Task requirements
Identify the lines that contain the string "name", then copy each of them.

## Start Material

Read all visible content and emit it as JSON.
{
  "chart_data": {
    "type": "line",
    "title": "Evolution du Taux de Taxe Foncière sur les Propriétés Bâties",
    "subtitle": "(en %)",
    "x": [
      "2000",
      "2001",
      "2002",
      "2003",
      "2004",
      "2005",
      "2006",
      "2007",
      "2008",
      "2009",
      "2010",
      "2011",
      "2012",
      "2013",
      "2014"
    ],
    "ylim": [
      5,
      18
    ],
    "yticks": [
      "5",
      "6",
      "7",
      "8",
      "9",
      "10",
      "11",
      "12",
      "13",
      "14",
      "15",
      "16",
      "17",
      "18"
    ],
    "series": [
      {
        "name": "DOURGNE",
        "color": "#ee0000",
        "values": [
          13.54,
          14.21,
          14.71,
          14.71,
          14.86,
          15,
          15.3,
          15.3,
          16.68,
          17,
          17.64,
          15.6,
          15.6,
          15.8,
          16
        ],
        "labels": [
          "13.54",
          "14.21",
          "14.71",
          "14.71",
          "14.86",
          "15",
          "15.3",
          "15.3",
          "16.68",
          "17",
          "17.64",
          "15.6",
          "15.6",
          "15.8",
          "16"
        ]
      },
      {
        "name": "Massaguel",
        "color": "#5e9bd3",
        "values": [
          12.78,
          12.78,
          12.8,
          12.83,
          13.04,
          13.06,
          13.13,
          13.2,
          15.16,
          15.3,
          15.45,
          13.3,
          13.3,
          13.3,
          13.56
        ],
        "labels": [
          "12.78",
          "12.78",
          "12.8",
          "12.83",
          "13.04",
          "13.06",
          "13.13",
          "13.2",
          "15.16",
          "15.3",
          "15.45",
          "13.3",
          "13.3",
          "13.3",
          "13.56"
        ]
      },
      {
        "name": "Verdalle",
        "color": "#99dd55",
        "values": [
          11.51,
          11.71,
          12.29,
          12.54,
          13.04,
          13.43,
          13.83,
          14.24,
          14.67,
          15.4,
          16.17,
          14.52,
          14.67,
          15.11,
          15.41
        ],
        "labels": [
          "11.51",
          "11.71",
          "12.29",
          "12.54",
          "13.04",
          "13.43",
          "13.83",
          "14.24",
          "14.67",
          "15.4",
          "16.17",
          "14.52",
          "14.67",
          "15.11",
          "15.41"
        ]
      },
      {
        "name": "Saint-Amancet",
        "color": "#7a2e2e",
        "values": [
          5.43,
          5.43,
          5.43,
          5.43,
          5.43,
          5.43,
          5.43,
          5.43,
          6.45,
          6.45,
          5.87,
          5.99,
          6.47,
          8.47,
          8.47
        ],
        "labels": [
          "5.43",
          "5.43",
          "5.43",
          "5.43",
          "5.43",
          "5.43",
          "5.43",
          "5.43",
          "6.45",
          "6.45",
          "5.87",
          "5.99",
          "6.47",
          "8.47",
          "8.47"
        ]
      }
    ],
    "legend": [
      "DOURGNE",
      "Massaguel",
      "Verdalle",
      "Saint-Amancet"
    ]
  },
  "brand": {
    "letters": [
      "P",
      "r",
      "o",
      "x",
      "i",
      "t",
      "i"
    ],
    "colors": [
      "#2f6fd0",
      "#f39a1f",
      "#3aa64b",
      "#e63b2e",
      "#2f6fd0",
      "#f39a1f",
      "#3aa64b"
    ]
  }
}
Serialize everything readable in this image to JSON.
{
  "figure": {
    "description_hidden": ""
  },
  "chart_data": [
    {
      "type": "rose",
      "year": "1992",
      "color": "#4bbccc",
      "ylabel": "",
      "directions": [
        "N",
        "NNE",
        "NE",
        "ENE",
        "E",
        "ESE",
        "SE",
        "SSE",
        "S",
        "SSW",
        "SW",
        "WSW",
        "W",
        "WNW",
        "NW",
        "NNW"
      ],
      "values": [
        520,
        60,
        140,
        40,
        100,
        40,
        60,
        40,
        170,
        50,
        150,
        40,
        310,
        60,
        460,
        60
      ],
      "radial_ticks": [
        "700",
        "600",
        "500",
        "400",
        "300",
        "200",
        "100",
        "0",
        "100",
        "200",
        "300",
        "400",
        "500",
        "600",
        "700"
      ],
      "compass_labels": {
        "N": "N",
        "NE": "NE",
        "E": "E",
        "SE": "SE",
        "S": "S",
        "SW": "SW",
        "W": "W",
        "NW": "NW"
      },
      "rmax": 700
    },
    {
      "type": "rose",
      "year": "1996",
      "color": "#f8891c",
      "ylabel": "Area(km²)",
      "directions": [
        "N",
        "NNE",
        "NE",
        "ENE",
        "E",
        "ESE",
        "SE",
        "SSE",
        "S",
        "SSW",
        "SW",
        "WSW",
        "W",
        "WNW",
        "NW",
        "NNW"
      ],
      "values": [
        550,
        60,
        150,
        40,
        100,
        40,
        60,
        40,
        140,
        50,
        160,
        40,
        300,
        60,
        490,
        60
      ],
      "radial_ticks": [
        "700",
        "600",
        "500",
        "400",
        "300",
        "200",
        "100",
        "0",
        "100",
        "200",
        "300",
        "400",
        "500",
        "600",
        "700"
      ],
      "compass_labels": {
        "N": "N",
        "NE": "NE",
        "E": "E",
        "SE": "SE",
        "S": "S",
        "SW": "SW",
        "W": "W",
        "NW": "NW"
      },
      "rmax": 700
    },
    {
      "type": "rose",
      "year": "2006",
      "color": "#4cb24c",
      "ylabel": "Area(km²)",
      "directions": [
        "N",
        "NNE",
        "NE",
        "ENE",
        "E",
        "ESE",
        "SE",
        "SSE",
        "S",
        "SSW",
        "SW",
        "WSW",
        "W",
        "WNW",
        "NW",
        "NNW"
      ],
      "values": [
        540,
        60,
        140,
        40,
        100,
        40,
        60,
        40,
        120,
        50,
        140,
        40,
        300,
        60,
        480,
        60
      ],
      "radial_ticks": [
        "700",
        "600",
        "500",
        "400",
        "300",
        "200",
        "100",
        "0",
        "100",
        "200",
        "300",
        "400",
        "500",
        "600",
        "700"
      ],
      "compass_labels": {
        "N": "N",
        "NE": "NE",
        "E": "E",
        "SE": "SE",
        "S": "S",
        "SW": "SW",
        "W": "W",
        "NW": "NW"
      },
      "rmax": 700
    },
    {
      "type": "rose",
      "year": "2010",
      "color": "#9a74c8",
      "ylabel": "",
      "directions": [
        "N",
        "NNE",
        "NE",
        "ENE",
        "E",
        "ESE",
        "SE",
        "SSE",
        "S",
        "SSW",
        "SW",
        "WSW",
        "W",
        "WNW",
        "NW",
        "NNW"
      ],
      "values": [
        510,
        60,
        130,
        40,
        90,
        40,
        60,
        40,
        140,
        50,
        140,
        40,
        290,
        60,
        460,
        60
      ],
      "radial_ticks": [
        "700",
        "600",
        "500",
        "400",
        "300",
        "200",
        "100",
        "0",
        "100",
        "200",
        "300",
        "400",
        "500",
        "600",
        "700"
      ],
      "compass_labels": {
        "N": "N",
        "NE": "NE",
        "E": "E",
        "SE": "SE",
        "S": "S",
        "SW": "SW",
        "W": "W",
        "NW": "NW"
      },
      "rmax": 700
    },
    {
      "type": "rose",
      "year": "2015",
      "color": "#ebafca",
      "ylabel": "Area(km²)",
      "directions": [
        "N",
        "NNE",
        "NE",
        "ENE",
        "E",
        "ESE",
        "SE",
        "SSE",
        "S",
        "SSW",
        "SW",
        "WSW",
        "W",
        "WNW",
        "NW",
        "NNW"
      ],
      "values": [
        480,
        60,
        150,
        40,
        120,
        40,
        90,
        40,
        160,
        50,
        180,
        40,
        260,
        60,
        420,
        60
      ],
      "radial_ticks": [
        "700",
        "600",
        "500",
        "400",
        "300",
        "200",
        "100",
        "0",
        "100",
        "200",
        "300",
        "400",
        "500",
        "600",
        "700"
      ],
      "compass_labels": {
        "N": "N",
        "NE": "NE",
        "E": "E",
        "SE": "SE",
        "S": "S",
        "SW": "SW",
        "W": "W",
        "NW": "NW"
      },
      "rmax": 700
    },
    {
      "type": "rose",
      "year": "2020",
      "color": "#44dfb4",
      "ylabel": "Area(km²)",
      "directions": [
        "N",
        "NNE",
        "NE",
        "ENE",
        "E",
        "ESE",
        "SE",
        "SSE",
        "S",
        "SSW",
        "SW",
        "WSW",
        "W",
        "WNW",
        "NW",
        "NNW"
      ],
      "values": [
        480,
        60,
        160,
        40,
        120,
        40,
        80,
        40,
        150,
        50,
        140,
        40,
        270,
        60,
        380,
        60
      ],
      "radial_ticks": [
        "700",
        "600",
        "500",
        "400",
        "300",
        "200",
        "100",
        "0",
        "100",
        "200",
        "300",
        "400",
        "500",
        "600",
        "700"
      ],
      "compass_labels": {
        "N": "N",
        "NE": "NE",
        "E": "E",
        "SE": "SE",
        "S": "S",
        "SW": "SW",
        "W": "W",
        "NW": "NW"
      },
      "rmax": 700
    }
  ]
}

## End Material

Result for this task
        "name": "DOURGNE",
        "name": "Massaguel",
        "name": "Verdalle",
        "name": "Saint-Amancet",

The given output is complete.